Dearduff suggests “it might be time to radically change the way recruiting happens. Maybe it’s time to reach to the back of the racks for a blast from the past. Maybe it’s time to go OLD SCHOOL.” The following essay is an open letter Dearduff penned today, titled “An Open Letter to Hiring Leaders,” reposted with permission from LinkedIn.

As the fourth quarter of 2021 is now upon us, I fail to completely understand the continuing shortage of workers, which is leaving food companies scrambling and stretching to produce the foods that make their order volumes.

My direct interest, of course, is the baking industry. Even though I have been off the front lines for the last six months, I still follow the industry and the companies within, and continue to see that staffing issues are the number one plague in the space.

We have sat back for most of this time and blamed this condition on the state unemployment programs that provided extended benefits, on top of the stimulus funds issued to so many by the federal government and allowing the people in the pool of eligible food workers to relax at home.

As we sit here today, those unemployment programs are mostly over, and we haven’t heard about more stimulus in some time.

So what is the issue? Why are jobs not getting filled? Why are industrial bakeries still short staffed?


I see so many posts on LinkedIn and Facebook where bakeries are advertising for line workers, offering sign-on bonuses and talking about joining “the family.” How many people eligible for these jobs are scrolling social media looking for jobs? Not many. As a matter of fact, I believe you have to already follow the company to see their posts, so the audience is small at best. For management positions, that might be a different story, but that is not what we are struggling with the most.

====================

## Requirement A
Please retype the letter on bakery staffing word for word, everything from "As the fourth" down to "in some time.".
## Requirement B
Decide whether each statement agrees with the letter on bakery staffing, answering yes or no and quoting the words that settle it: (i) The writer has been off the front lines for the last six months. (ii) The unemployment programs are still fully in effect. (iii) The writer thinks many people eligible for line jobs scroll social media looking for work.
The entries come from a separate source.

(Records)

====================

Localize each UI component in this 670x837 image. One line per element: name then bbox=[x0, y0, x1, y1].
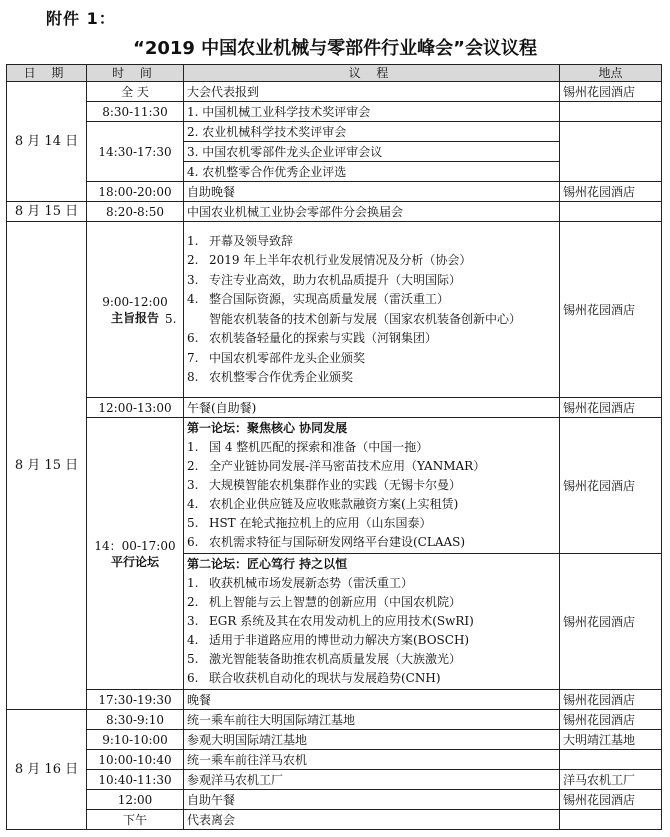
time-cell: 14:30-17:30 bbox=[87, 122, 184, 182]
list-item: 6. 农机需求特征与国际研发网络平台建设(CLAAS) bbox=[187, 535, 466, 549]
location-cell bbox=[560, 750, 662, 770]
agenda-cell: 中国农业机械工业协会零部件分会换届会 bbox=[184, 202, 560, 222]
table-row bbox=[7, 710, 662, 730]
list-item: 7. 中国农机零部件龙头企业颁奖 bbox=[187, 350, 366, 365]
table-row bbox=[7, 750, 662, 770]
time-cell: 8:20-8:50 bbox=[87, 202, 184, 222]
table-row bbox=[7, 102, 662, 122]
time-cell: 12:00 bbox=[87, 790, 184, 810]
time-cell: 8:30-11:30 bbox=[87, 102, 184, 122]
time-cell bbox=[87, 418, 184, 690]
table-row bbox=[7, 770, 662, 790]
agenda-cell: 统一乘车前往大明国际靖江基地 bbox=[184, 710, 560, 730]
list-item: 2. 2019 年上半年农机行业发展情况及分析（协会） bbox=[187, 253, 472, 267]
location-cell: 锡州花园酒店 bbox=[560, 82, 662, 102]
agenda-table bbox=[6, 64, 662, 830]
list-item: 6. 农机装备轻量化的探索与实践（河钢集团） bbox=[187, 331, 438, 345]
table-row bbox=[7, 122, 662, 142]
location-cell bbox=[560, 810, 662, 830]
list-item: 3. EGR 系统及其在农用发动机上的应用技术(SwRI) bbox=[187, 614, 474, 628]
location-cell: 锡州花园酒店 bbox=[560, 182, 662, 202]
agenda-cell: 1. 中国机械工业科学技术奖评审会 bbox=[184, 102, 560, 122]
keynote-time: 9:00-12:00 bbox=[102, 294, 168, 309]
agenda-cell bbox=[184, 554, 560, 690]
date-cell: 8 月 14 日 bbox=[7, 82, 87, 202]
agenda-cell: 参观大明国际靖江基地 bbox=[184, 730, 560, 750]
agenda-cell: 参观洋马农机工厂 bbox=[184, 770, 560, 790]
table-row bbox=[7, 730, 662, 750]
header-location: 地点 bbox=[560, 65, 662, 82]
location-cell: 洋马农机工厂 bbox=[560, 770, 662, 790]
list-item: 4. 适用于非道路应用的博世动力解决方案(BOSCH) bbox=[187, 633, 470, 647]
table-row bbox=[7, 222, 662, 398]
table-row bbox=[7, 690, 662, 710]
list-item: 4. 农机企业供应链及应收账款融资方案(上实租赁) bbox=[187, 497, 459, 511]
agenda-cell: 2. 农业机械科学技术奖评审会 bbox=[184, 122, 560, 142]
list-item: 1. 国 4 整机匹配的探索和准备（中国一拖） bbox=[187, 440, 429, 454]
table-row bbox=[7, 202, 662, 222]
parallel-label: 平行论坛 bbox=[110, 554, 159, 569]
location-cell bbox=[560, 122, 662, 182]
table-row bbox=[7, 398, 662, 418]
table-row bbox=[7, 182, 662, 202]
forum-title: 第二论坛：匠心笃行 持之以恒 bbox=[187, 557, 348, 571]
date-cell: 8 月 15 日 bbox=[7, 222, 87, 710]
location-cell: 大明靖江基地 bbox=[560, 730, 662, 750]
list-item: 6. 联合收获机自动化的现状与发展趋势(CNH) bbox=[187, 671, 441, 685]
agenda-cell: 代表离会 bbox=[184, 810, 560, 830]
list-item: 3. 大规模智能农机集群作业的实践（无锡卡尔曼） bbox=[187, 478, 462, 492]
time-cell: 8:30-9:10 bbox=[87, 710, 184, 730]
location-cell: 锡州花园酒店 bbox=[560, 690, 662, 710]
parallel-time: 14：00-17:00 bbox=[94, 538, 176, 553]
agenda-cell: 3. 中国农机零部件龙头企业评审会议 bbox=[184, 142, 560, 162]
location-cell: 锡州花园酒店 bbox=[560, 222, 662, 398]
list-item: 8. 农机整零合作优秀企业颁奖 bbox=[187, 370, 354, 384]
location-cell: 锡州花园酒店 bbox=[560, 790, 662, 810]
time-cell: 17:30-19:30 bbox=[87, 690, 184, 710]
header-date: 日 期 bbox=[7, 65, 87, 82]
attachment-label: 附件 1： bbox=[46, 9, 116, 28]
agenda-cell: 大会代表报到 bbox=[184, 82, 560, 102]
agenda-cell: 午餐(自助餐) bbox=[184, 398, 560, 418]
table-header-row bbox=[7, 65, 662, 82]
agenda-cell: 自助晚餐 bbox=[184, 182, 560, 202]
table-row bbox=[7, 810, 662, 830]
time-cell: 10:00-10:40 bbox=[87, 750, 184, 770]
agenda-cell: 自助午餐 bbox=[184, 790, 560, 810]
time-cell: 18:00-20:00 bbox=[87, 182, 184, 202]
keynote-label: 主旨报告 bbox=[110, 310, 159, 325]
location-cell: 锡州花园酒店 bbox=[560, 554, 662, 690]
list-item: 5. 激光智能装备助推农机高质量发展（大族激光） bbox=[187, 652, 462, 666]
time-cell: 10:40-11:30 bbox=[87, 770, 184, 790]
list-item: 4. 整合国际资源，实现高质量发展（雷沃重工） bbox=[187, 292, 450, 306]
location-cell bbox=[560, 202, 662, 222]
list-item: 2. 机上智能与云上智慧的创新应用（中国农机院） bbox=[187, 595, 462, 609]
location-cell bbox=[560, 102, 662, 122]
agenda-cell: 4. 农机整零合作优秀企业评选 bbox=[184, 162, 560, 182]
agenda-cell: 晚餐 bbox=[184, 690, 560, 710]
list-item: 5. 智能农机装备的技术创新与发展（国家农机装备创新中心） bbox=[165, 311, 522, 326]
table-row bbox=[7, 790, 662, 810]
table-row bbox=[7, 82, 662, 102]
page-title: “2019 中国农业机械与零部件行业峰会”会议议程 bbox=[132, 38, 538, 59]
list-item: 2. 全产业链协同发展-洋马密苗技术应用（YANMAR） bbox=[187, 459, 486, 473]
header-agenda: 议 程 bbox=[184, 65, 560, 82]
header-time: 时 间 bbox=[87, 65, 184, 82]
location-cell: 锡州花园酒店 bbox=[560, 418, 662, 554]
list-item: 1. 收获机械市场发展新态势（雷沃重工） bbox=[187, 576, 414, 590]
date-cell: 8 月 16 日 bbox=[7, 710, 87, 830]
time-cell: 下午 bbox=[87, 810, 184, 830]
time-cell: 12:00-13:00 bbox=[87, 398, 184, 418]
time-cell: 全 天 bbox=[87, 82, 184, 102]
list-item: 5. HST 在轮式拖拉机上的应用（山东国泰） bbox=[187, 516, 432, 530]
forum-title: 第一论坛：聚焦核心 协同发展 bbox=[187, 421, 348, 435]
agenda-cell bbox=[184, 418, 560, 554]
list-item: 1. 开幕及领导致辞 bbox=[187, 233, 294, 248]
agenda-cell: 统一乘车前往洋马农机 bbox=[184, 750, 560, 770]
time-cell: 9:10-10:00 bbox=[87, 730, 184, 750]
agenda-cell bbox=[165, 222, 560, 398]
table-row bbox=[7, 418, 662, 554]
list-item: 3. 专注专业高效，助力农机品质提升（大明国际） bbox=[187, 272, 462, 287]
location-cell: 锡州花园酒店 bbox=[560, 710, 662, 730]
location-cell: 锡州花园酒店 bbox=[560, 398, 662, 418]
date-cell: 8 月 15 日 bbox=[7, 202, 87, 222]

====================

## Worked solution A
As the fourth quarter of 2021 is now upon us, I fail to completely understand the continuing shortage of workers, which is leaving food companies scrambling and stretching to produce the foods that make their order volumes.

My direct interest, of course, is the baking industry. Even though I have been off the front lines for the last six months, I still follow the industry and the companies within, and continue to see that staffing issues are the number one plague in the space.

We have sat back for most of this time and blamed this condition on the state unemployment programs that provided extended benefits, on top of the stimulus funds issued to so many by the federal government and allowing the people in the pool of eligible food workers to relax at home.

As we sit here today, those unemployment programs are mostly over, and we haven’t heard about more stimulus in some time.

## Worked solution B
(i) Yes: "Even though I have been off the front lines for the last six months"
(ii) No: "those unemployment programs are mostly over"
(iii) No: "How many people eligible for these jobs are scrolling social media looking for jobs? Not many."